WHAT IS BEING ASKED
Identify and pull out each line of the entries in which "ylabel" occurs.

ROWS
========

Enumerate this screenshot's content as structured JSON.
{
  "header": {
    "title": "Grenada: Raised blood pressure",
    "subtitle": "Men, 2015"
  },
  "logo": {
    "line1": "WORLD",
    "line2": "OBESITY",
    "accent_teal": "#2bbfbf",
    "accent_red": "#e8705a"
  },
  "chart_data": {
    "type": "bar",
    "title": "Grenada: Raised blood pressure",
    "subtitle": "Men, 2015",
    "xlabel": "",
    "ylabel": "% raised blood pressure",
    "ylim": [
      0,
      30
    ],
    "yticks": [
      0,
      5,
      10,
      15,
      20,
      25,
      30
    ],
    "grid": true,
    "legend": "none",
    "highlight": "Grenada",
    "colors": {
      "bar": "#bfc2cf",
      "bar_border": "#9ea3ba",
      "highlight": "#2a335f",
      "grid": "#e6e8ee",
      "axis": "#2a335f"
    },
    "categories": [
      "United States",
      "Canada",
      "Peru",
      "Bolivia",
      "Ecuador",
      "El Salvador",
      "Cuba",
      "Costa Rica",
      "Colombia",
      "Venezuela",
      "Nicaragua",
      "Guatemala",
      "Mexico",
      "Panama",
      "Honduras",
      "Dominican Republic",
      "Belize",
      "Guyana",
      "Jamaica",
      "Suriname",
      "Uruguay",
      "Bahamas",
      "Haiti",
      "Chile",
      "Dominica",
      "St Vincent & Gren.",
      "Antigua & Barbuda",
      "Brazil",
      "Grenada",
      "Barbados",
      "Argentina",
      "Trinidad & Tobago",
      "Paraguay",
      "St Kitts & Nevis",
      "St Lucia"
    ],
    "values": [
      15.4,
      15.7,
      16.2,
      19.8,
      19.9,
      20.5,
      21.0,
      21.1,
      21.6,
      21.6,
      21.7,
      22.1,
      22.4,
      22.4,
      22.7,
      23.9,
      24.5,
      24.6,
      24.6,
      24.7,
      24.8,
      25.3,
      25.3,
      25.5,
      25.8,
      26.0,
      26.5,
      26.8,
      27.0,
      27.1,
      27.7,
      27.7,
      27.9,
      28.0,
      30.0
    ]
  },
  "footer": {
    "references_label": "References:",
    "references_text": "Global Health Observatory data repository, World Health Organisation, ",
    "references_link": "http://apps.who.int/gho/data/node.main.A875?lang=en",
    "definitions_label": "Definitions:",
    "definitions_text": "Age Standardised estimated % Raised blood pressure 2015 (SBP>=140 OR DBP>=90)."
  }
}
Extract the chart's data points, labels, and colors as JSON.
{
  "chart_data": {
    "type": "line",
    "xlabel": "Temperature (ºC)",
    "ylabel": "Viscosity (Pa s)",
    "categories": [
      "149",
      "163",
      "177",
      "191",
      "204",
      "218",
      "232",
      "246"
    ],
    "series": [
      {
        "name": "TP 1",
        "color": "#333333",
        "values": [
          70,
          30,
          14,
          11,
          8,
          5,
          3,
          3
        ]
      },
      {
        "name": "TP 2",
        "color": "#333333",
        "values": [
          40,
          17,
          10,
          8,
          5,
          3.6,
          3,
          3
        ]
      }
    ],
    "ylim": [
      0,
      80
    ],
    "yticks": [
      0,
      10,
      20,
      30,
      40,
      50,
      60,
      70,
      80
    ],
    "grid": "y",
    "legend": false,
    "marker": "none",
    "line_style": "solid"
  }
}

========

OUTPUT FOR THIS TASK
    "ylabel": "% raised blood pressure",
    "ylabel": "Viscosity (Pa s)",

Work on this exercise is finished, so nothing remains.